Stored data entries:
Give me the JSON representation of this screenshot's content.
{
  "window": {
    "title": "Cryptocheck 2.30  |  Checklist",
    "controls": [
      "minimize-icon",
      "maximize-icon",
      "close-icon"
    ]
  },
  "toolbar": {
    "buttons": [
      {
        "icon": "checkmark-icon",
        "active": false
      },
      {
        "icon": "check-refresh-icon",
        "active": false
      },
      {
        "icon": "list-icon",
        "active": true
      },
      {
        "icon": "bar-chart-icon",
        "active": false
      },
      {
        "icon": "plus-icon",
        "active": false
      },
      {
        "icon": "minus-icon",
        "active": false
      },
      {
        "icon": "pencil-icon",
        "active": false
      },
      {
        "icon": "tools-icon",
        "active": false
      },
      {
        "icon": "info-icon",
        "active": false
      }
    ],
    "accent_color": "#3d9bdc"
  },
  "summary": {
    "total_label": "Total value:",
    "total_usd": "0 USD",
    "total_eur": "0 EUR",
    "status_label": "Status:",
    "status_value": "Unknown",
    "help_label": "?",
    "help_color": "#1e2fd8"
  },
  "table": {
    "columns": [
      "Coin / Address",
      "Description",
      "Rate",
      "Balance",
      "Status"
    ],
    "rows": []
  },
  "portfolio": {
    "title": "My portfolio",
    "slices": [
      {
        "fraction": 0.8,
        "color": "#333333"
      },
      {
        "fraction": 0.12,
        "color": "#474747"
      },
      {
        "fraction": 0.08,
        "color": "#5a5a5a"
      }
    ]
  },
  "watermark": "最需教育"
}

- _Aim_
Return all of the above records exactly, leaving no line out.

- _Final result_
Give me the JSON representation of this screenshot's content.
{
  "window": {
    "title": "Cryptocheck 2.30  |  Checklist",
    "controls": [
      "minimize-icon",
      "maximize-icon",
      "close-icon"
    ]
  },
  "toolbar": {
    "buttons": [
      {
        "icon": "checkmark-icon",
        "active": false
      },
      {
        "icon": "check-refresh-icon",
        "active": false
      },
      {
        "icon": "list-icon",
        "active": true
      },
      {
        "icon": "bar-chart-icon",
        "active": false
      },
      {
        "icon": "plus-icon",
        "active": false
      },
      {
        "icon": "minus-icon",
        "active": false
      },
      {
        "icon": "pencil-icon",
        "active": false
      },
      {
        "icon": "tools-icon",
        "active": false
      },
      {
        "icon": "info-icon",
        "active": false
      }
    ],
    "accent_color": "#3d9bdc"
  },
  "summary": {
    "total_label": "Total value:",
    "total_usd": "0 USD",
    "total_eur": "0 EUR",
    "status_label": "Status:",
    "status_value": "Unknown",
    "help_label": "?",
    "help_color": "#1e2fd8"
  },
  "table": {
    "columns": [
      "Coin / Address",
      "Description",
      "Rate",
      "Balance",
      "Status"
    ],
    "rows": []
  },
  "portfolio": {
    "title": "My portfolio",
    "slices": [
      {
        "fraction": 0.8,
        "color": "#333333"
      },
      {
        "fraction": 0.12,
        "color": "#474747"
      },
      {
        "fraction": 0.08,
        "color": "#5a5a5a"
      }
    ]
  },
  "watermark": "最需教育"
}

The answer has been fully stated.